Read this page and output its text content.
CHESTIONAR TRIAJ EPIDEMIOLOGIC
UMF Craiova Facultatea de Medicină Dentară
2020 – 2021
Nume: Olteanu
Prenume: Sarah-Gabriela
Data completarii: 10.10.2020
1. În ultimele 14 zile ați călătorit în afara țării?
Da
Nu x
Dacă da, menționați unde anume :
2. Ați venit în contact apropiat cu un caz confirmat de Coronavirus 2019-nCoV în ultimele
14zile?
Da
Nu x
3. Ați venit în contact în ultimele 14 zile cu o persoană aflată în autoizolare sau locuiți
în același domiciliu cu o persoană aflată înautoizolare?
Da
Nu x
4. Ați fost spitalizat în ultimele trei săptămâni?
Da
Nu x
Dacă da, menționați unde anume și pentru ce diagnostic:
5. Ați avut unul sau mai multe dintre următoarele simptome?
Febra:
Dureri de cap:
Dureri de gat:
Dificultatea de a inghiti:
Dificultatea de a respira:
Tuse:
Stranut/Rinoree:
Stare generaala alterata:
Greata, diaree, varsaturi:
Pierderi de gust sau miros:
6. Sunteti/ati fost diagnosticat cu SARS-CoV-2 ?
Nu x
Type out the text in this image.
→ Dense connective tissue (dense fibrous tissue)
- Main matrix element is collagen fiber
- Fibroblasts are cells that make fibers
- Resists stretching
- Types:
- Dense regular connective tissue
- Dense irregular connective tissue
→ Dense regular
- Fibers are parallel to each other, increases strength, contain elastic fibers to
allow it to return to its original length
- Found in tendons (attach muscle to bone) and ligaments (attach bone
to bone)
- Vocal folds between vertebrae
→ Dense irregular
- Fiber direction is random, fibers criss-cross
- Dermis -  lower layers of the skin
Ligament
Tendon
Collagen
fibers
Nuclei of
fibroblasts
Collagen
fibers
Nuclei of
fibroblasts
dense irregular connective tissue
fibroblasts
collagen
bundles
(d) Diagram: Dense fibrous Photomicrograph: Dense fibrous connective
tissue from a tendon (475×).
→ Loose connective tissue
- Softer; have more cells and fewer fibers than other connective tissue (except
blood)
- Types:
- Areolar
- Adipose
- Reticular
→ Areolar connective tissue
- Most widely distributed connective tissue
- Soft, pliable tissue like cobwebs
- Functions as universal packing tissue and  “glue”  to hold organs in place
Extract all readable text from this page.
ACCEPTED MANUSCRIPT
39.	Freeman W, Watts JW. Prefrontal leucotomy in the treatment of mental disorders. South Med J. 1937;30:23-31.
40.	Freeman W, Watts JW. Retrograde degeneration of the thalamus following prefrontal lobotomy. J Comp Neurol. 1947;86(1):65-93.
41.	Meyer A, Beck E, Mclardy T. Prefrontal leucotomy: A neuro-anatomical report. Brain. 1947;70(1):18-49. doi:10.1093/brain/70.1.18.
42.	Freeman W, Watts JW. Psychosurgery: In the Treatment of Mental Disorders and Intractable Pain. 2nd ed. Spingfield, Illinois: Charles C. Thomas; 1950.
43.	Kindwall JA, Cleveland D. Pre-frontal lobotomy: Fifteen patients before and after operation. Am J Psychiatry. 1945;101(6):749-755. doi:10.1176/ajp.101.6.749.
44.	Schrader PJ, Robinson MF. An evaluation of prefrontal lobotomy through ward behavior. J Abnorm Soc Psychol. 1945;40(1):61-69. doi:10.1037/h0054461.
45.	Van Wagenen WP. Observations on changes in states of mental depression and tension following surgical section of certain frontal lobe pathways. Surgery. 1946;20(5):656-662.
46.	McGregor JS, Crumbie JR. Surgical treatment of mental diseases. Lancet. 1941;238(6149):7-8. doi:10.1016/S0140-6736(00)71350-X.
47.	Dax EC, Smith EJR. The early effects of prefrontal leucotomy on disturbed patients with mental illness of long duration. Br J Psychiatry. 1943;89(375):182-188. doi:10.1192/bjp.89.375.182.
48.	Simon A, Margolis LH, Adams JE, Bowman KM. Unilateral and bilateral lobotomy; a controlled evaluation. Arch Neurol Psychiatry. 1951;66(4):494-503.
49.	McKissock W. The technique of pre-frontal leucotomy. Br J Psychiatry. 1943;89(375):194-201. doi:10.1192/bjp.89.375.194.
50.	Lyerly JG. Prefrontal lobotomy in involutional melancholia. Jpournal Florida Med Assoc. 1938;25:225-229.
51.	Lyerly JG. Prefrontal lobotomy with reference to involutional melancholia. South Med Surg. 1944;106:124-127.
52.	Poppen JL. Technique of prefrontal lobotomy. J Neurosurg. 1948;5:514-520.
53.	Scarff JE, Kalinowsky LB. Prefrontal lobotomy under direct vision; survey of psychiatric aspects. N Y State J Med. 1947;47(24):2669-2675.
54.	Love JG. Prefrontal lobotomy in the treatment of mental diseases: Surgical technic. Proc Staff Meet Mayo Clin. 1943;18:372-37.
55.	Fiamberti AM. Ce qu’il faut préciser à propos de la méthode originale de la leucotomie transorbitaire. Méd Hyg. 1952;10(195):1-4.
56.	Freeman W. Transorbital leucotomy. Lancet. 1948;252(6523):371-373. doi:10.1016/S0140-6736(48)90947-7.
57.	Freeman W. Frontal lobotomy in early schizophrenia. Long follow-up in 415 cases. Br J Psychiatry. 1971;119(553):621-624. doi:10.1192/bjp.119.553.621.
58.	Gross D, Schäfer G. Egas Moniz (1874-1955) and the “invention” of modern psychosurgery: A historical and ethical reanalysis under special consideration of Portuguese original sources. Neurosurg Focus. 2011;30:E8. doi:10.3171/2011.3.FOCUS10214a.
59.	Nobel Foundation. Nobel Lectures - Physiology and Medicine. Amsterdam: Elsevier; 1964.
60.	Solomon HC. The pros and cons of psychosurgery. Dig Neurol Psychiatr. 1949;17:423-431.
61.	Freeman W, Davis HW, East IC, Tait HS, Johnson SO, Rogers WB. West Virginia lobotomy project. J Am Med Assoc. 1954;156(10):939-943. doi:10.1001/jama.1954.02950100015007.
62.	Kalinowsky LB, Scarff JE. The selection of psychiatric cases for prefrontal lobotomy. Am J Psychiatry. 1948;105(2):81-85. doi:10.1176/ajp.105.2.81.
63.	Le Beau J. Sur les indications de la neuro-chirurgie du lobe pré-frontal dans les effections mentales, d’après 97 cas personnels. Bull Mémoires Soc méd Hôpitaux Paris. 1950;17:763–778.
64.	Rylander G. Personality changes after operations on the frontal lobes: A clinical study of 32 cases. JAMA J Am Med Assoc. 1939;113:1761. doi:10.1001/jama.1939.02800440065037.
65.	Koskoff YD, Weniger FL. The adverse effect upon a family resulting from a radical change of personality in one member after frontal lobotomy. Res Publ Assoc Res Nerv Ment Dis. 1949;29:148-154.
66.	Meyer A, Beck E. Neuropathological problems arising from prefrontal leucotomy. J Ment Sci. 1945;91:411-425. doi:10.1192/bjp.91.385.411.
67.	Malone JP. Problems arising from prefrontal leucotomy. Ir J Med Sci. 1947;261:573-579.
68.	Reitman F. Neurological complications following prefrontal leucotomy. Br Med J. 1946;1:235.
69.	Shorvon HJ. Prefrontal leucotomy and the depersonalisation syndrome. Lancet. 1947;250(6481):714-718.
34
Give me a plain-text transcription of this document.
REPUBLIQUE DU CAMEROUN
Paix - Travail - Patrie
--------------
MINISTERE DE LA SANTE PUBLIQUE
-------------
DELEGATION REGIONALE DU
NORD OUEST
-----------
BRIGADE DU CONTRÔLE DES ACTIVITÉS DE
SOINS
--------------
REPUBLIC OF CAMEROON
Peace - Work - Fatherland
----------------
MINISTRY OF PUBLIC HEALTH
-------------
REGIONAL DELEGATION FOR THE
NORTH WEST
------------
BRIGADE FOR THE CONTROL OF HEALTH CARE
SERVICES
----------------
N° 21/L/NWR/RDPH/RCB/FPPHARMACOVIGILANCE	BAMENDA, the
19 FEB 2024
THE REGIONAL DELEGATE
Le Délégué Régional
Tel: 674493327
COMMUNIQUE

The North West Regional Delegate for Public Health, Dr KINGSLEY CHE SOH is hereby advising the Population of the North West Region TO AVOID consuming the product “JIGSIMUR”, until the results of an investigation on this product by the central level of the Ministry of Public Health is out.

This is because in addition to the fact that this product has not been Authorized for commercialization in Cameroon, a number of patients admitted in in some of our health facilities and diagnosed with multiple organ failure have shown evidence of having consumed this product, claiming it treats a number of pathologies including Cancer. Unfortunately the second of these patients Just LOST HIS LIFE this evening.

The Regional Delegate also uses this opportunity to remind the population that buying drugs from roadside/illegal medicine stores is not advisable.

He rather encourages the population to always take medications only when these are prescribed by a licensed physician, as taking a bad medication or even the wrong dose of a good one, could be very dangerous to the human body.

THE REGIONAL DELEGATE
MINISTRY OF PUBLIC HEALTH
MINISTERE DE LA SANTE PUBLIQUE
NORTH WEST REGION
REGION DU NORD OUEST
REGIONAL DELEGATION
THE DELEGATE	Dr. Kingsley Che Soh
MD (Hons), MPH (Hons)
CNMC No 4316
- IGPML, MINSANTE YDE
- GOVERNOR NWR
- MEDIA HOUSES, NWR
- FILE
──────
■ HOW TO COMPLETE THIS TASK: Please report the number of lines in the data that include the word "melancholia", and add no other text.

■ SOLVED PROBLEM: 2